**What you should do:**
Can you transcribe every record below exactly as it appears?

Entries with figure data:
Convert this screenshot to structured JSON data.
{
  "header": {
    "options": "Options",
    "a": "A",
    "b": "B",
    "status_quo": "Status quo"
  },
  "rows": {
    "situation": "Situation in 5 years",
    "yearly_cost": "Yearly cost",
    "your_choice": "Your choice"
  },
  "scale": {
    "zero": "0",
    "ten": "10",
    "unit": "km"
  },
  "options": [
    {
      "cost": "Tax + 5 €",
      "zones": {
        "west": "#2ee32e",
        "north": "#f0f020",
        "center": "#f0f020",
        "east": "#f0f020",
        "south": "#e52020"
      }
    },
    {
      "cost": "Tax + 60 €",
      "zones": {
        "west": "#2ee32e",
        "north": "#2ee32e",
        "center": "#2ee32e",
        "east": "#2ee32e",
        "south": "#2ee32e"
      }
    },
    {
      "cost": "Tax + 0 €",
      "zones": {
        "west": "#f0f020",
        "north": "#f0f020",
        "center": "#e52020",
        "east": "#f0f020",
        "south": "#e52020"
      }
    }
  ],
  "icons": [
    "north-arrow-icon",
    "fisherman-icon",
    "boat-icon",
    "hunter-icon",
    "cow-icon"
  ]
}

**Full output:**
Convert this screenshot to structured JSON data.
{
  "header": {
    "options": "Options",
    "a": "A",
    "b": "B",
    "status_quo": "Status quo"
  },
  "rows": {
    "situation": "Situation in 5 years",
    "yearly_cost": "Yearly cost",
    "your_choice": "Your choice"
  },
  "scale": {
    "zero": "0",
    "ten": "10",
    "unit": "km"
  },
  "options": [
    {
      "cost": "Tax + 5 €",
      "zones": {
        "west": "#2ee32e",
        "north": "#f0f020",
        "center": "#f0f020",
        "east": "#f0f020",
        "south": "#e52020"
      }
    },
    {
      "cost": "Tax + 60 €",
      "zones": {
        "west": "#2ee32e",
        "north": "#2ee32e",
        "center": "#2ee32e",
        "east": "#2ee32e",
        "south": "#2ee32e"
      }
    },
    {
      "cost": "Tax + 0 €",
      "zones": {
        "west": "#f0f020",
        "north": "#f0f020",
        "center": "#e52020",
        "east": "#f0f020",
        "south": "#e52020"
      }
    }
  ],
  "icons": [
    "north-arrow-icon",
    "fisherman-icon",
    "boat-icon",
    "hunter-icon",
    "cow-icon"
  ]
}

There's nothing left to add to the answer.